THE PROBLEM
Search the data for the word "label". Reproduce every line where it is found.

━━━━━━

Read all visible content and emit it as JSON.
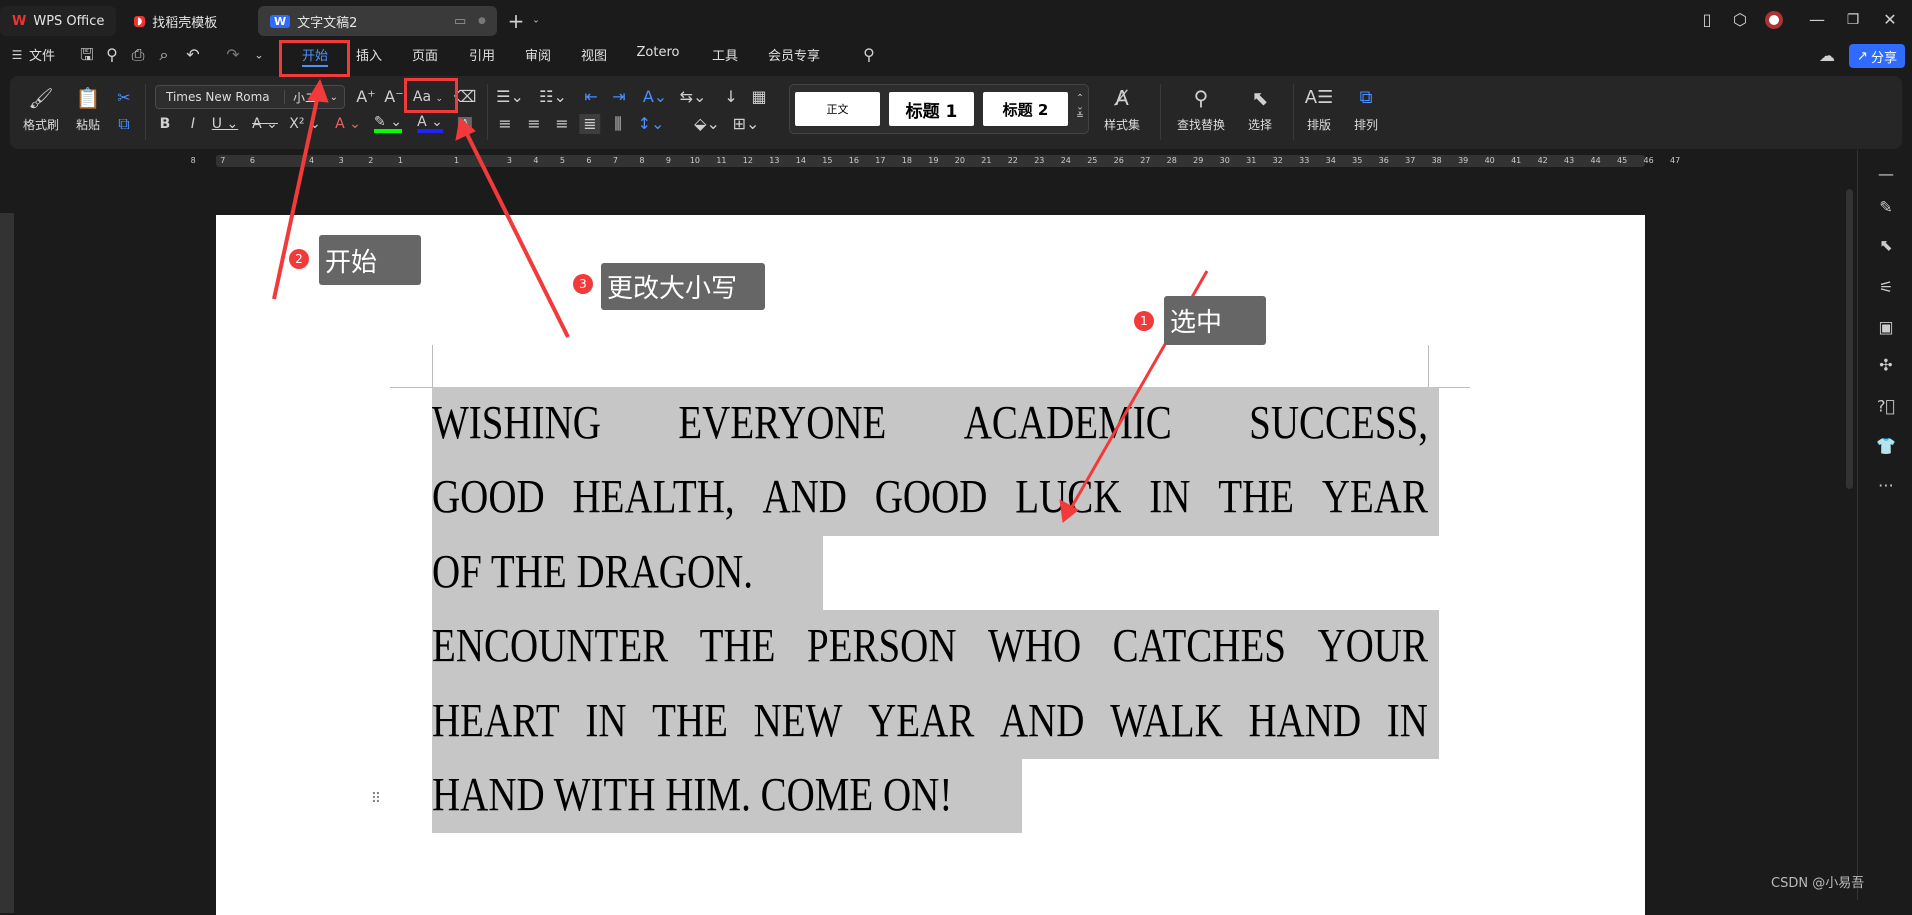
{
  "titlebar": {
    "tabs": [
      {
        "label": "WPS Office",
        "icon": "wps-logo-icon"
      },
      {
        "label": "找稻壳模板",
        "icon": "docer-icon"
      },
      {
        "label": "文字文稿2",
        "icon": "writer-doc-icon"
      }
    ],
    "new_tab": "+",
    "controls": [
      "phone-icon",
      "cube-icon",
      "avatar",
      "minimize-icon",
      "restore-icon",
      "close-icon"
    ]
  },
  "menubar": {
    "file": "文件",
    "items": [
      "开始",
      "插入",
      "页面",
      "引用",
      "审阅",
      "视图",
      "Zotero",
      "工具",
      "会员专享"
    ],
    "active": "开始",
    "share": "分享"
  },
  "ribbon": {
    "format_painter": "格式刷",
    "paste": "粘贴",
    "font_name": "Times New Roma",
    "font_size": "小二",
    "change_case": "Aa",
    "styles": [
      "正文",
      "标题 1",
      "标题 2"
    ],
    "style_set": "样式集",
    "find_replace": "查找替换",
    "select": "选择",
    "layout": "排版",
    "arrange": "排列"
  },
  "ruler": {
    "left": [
      "8",
      "7",
      "6",
      "",
      "4",
      "3",
      "2",
      "1"
    ],
    "right": [
      "1",
      "",
      "3",
      "4",
      "5",
      "6",
      "7",
      "8",
      "9",
      "10",
      "11",
      "12",
      "13",
      "14",
      "15",
      "16",
      "17",
      "18",
      "19",
      "20",
      "21",
      "22",
      "23",
      "24",
      "25",
      "26",
      "27",
      "28",
      "29",
      "30",
      "31",
      "32",
      "33",
      "34",
      "35",
      "36",
      "37",
      "38",
      "39",
      "40",
      "41",
      "42",
      "43",
      "44",
      "45",
      "46",
      "47"
    ]
  },
  "document": {
    "lines": [
      "WISHING EVERYONE ACADEMIC SUCCESS,",
      "GOOD HEALTH, AND GOOD LUCK IN THE YEAR",
      "OF THE DRAGON.",
      "ENCOUNTER THE PERSON WHO CATCHES YOUR",
      "HEART IN THE NEW YEAR AND WALK HAND IN",
      "HAND WITH HIM. COME ON!"
    ],
    "selection_color": "#c6c6c6"
  },
  "annotations": [
    {
      "num": "1",
      "text": "选中"
    },
    {
      "num": "2",
      "text": "开始"
    },
    {
      "num": "3",
      "text": "更改大小写"
    }
  ],
  "annotation_color": "#f23a3a",
  "watermark": "CSDN @小易吾",
  "accent": "#4a90ff"
}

━━━━━━

WORKED SOLUTION
        "label": "WPS Office",
        "label": "找稻壳模板",
        "label": "文字文稿2",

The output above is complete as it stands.